• **What to do**
Reproduce the full listing that appears beneath this instruction exactly.

(Records that describe figures)
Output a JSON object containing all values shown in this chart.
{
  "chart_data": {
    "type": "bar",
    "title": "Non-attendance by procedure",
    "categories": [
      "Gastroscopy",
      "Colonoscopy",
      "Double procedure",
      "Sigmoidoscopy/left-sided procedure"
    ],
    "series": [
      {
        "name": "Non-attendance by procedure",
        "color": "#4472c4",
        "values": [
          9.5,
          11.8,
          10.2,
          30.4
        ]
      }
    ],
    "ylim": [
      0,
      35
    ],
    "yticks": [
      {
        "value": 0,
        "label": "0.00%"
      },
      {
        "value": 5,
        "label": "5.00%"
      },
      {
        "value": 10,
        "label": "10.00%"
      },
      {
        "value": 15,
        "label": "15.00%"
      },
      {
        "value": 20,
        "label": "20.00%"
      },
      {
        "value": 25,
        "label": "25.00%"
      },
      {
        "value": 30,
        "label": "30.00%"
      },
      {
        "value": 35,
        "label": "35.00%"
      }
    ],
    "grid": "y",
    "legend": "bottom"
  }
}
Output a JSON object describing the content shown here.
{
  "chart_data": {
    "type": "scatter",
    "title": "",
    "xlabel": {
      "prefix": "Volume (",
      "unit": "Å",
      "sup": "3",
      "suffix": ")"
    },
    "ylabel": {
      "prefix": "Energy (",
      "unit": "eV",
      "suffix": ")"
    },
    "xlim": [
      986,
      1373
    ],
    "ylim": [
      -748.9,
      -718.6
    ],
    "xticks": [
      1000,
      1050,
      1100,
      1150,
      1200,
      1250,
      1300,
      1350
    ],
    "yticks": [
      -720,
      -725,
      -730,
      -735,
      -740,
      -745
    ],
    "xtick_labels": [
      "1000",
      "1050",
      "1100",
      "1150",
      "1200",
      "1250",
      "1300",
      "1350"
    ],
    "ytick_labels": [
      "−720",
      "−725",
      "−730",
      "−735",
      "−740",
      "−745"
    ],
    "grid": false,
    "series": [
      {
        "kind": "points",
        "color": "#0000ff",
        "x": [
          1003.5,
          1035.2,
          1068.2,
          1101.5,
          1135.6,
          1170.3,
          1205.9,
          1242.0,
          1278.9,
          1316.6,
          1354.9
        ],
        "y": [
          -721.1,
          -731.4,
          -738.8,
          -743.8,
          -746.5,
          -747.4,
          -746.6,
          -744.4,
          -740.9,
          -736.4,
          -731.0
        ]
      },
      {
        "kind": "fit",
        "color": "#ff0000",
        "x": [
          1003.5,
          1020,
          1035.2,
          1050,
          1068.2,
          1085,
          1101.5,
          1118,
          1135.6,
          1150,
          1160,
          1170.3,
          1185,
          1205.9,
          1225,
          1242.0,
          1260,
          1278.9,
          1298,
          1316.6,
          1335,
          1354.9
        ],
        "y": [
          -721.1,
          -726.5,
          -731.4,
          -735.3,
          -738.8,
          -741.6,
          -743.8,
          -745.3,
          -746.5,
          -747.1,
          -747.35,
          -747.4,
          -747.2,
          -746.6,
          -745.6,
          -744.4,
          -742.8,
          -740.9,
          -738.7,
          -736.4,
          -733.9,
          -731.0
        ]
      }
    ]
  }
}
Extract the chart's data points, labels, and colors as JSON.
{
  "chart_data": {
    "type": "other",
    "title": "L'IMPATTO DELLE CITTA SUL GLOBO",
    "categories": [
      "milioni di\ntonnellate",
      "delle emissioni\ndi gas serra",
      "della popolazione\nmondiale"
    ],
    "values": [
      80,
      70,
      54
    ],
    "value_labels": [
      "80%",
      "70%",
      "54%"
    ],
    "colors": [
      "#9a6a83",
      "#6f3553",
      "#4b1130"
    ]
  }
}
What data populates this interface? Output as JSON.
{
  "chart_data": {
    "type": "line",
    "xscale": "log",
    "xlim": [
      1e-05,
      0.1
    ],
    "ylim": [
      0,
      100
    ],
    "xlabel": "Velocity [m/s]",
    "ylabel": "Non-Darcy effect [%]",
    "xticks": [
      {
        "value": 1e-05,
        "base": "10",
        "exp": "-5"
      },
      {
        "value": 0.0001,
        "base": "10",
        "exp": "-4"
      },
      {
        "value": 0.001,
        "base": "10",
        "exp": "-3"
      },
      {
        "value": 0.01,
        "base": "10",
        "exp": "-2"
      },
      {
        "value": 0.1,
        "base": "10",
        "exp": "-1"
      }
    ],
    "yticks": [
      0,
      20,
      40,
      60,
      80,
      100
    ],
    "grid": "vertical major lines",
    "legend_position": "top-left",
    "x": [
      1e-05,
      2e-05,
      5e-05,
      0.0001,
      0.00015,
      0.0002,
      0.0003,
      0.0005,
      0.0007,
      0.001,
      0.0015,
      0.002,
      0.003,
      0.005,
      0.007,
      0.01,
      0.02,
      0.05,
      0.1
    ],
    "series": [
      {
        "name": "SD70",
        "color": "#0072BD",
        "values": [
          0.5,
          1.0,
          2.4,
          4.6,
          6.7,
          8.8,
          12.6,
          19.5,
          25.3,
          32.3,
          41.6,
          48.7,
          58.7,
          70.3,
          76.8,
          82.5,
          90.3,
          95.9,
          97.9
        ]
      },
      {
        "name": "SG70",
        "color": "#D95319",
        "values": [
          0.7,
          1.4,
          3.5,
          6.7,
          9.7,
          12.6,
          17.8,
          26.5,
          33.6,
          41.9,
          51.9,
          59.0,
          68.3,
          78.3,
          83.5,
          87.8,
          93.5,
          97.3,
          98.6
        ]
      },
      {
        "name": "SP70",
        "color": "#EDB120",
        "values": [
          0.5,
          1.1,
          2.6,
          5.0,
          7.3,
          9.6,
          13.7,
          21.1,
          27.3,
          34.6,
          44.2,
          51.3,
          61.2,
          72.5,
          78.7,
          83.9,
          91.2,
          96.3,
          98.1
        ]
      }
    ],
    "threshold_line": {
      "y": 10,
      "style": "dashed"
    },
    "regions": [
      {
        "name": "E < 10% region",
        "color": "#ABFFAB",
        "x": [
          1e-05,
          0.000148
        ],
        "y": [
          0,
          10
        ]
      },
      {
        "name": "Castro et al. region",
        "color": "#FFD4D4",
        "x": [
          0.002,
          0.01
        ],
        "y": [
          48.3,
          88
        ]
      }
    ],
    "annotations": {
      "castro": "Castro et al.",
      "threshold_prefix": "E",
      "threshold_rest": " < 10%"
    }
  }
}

• **Worked solution**
Output a JSON object containing all values shown in this chart.
{
  "chart_data": {
    "type": "bar",
    "title": "Non-attendance by procedure",
    "categories": [
      "Gastroscopy",
      "Colonoscopy",
      "Double procedure",
      "Sigmoidoscopy/left-sided procedure"
    ],
    "series": [
      {
        "name": "Non-attendance by procedure",
        "color": "#4472c4",
        "values": [
          9.5,
          11.8,
          10.2,
          30.4
        ]
      }
    ],
    "ylim": [
      0,
      35
    ],
    "yticks": [
      {
        "value": 0,
        "label": "0.00%"
      },
      {
        "value": 5,
        "label": "5.00%"
      },
      {
        "value": 10,
        "label": "10.00%"
      },
      {
        "value": 15,
        "label": "15.00%"
      },
      {
        "value": 20,
        "label": "20.00%"
      },
      {
        "value": 25,
        "label": "25.00%"
      },
      {
        "value": 30,
        "label": "30.00%"
      },
      {
        "value": 35,
        "label": "35.00%"
      }
    ],
    "grid": "y",
    "legend": "bottom"
  }
}
Output a JSON object describing the content shown here.
{
  "chart_data": {
    "type": "scatter",
    "title": "",
    "xlabel": {
      "prefix": "Volume (",
      "unit": "Å",
      "sup": "3",
      "suffix": ")"
    },
    "ylabel": {
      "prefix": "Energy (",
      "unit": "eV",
      "suffix": ")"
    },
    "xlim": [
      986,
      1373
    ],
    "ylim": [
      -748.9,
      -718.6
    ],
    "xticks": [
      1000,
      1050,
      1100,
      1150,
      1200,
      1250,
      1300,
      1350
    ],
    "yticks": [
      -720,
      -725,
      -730,
      -735,
      -740,
      -745
    ],
    "xtick_labels": [
      "1000",
      "1050",
      "1100",
      "1150",
      "1200",
      "1250",
      "1300",
      "1350"
    ],
    "ytick_labels": [
      "−720",
      "−725",
      "−730",
      "−735",
      "−740",
      "−745"
    ],
    "grid": false,
    "series": [
      {
        "kind": "points",
        "color": "#0000ff",
        "x": [
          1003.5,
          1035.2,
          1068.2,
          1101.5,
          1135.6,
          1170.3,
          1205.9,
          1242.0,
          1278.9,
          1316.6,
          1354.9
        ],
        "y": [
          -721.1,
          -731.4,
          -738.8,
          -743.8,
          -746.5,
          -747.4,
          -746.6,
          -744.4,
          -740.9,
          -736.4,
          -731.0
        ]
      },
      {
        "kind": "fit",
        "color": "#ff0000",
        "x": [
          1003.5,
          1020,
          1035.2,
          1050,
          1068.2,
          1085,
          1101.5,
          1118,
          1135.6,
          1150,
          1160,
          1170.3,
          1185,
          1205.9,
          1225,
          1242.0,
          1260,
          1278.9,
          1298,
          1316.6,
          1335,
          1354.9
        ],
        "y": [
          -721.1,
          -726.5,
          -731.4,
          -735.3,
          -738.8,
          -741.6,
          -743.8,
          -745.3,
          -746.5,
          -747.1,
          -747.35,
          -747.4,
          -747.2,
          -746.6,
          -745.6,
          -744.4,
          -742.8,
          -740.9,
          -738.7,
          -736.4,
          -733.9,
          -731.0
        ]
      }
    ]
  }
}
Extract the chart's data points, labels, and colors as JSON.
{
  "chart_data": {
    "type": "other",
    "title": "L'IMPATTO DELLE CITTA SUL GLOBO",
    "categories": [
      "milioni di\ntonnellate",
      "delle emissioni\ndi gas serra",
      "della popolazione\nmondiale"
    ],
    "values": [
      80,
      70,
      54
    ],
    "value_labels": [
      "80%",
      "70%",
      "54%"
    ],
    "colors": [
      "#9a6a83",
      "#6f3553",
      "#4b1130"
    ]
  }
}
What data populates this interface? Output as JSON.
{
  "chart_data": {
    "type": "line",
    "xscale": "log",
    "xlim": [
      1e-05,
      0.1
    ],
    "ylim": [
      0,
      100
    ],
    "xlabel": "Velocity [m/s]",
    "ylabel": "Non-Darcy effect [%]",
    "xticks": [
      {
        "value": 1e-05,
        "base": "10",
        "exp": "-5"
      },
      {
        "value": 0.0001,
        "base": "10",
        "exp": "-4"
      },
      {
        "value": 0.001,
        "base": "10",
        "exp": "-3"
      },
      {
        "value": 0.01,
        "base": "10",
        "exp": "-2"
      },
      {
        "value": 0.1,
        "base": "10",
        "exp": "-1"
      }
    ],
    "yticks": [
      0,
      20,
      40,
      60,
      80,
      100
    ],
    "grid": "vertical major lines",
    "legend_position": "top-left",
    "x": [
      1e-05,
      2e-05,
      5e-05,
      0.0001,
      0.00015,
      0.0002,
      0.0003,
      0.0005,
      0.0007,
      0.001,
      0.0015,
      0.002,
      0.003,
      0.005,
      0.007,
      0.01,
      0.02,
      0.05,
      0.1
    ],
    "series": [
      {
        "name": "SD70",
        "color": "#0072BD",
        "values": [
          0.5,
          1.0,
          2.4,
          4.6,
          6.7,
          8.8,
          12.6,
          19.5,
          25.3,
          32.3,
          41.6,
          48.7,
          58.7,
          70.3,
          76.8,
          82.5,
          90.3,
          95.9,
          97.9
        ]
      },
      {
        "name": "SG70",
        "color": "#D95319",
        "values": [
          0.7,
          1.4,
          3.5,
          6.7,
          9.7,
          12.6,
          17.8,
          26.5,
          33.6,
          41.9,
          51.9,
          59.0,
          68.3,
          78.3,
          83.5,
          87.8,
          93.5,
          97.3,
          98.6
        ]
      },
      {
        "name": "SP70",
        "color": "#EDB120",
        "values": [
          0.5,
          1.1,
          2.6,
          5.0,
          7.3,
          9.6,
          13.7,
          21.1,
          27.3,
          34.6,
          44.2,
          51.3,
          61.2,
          72.5,
          78.7,
          83.9,
          91.2,
          96.3,
          98.1
        ]
      }
    ],
    "threshold_line": {
      "y": 10,
      "style": "dashed"
    },
    "regions": [
      {
        "name": "E < 10% region",
        "color": "#ABFFAB",
        "x": [
          1e-05,
          0.000148
        ],
        "y": [
          0,
          10
        ]
      },
      {
        "name": "Castro et al. region",
        "color": "#FFD4D4",
        "x": [
          0.002,
          0.01
        ],
        "y": [
          48.3,
          88
        ]
      }
    ],
    "annotations": {
      "castro": "Castro et al.",
      "threshold_prefix": "E",
      "threshold_rest": " < 10%"
    }
  }
}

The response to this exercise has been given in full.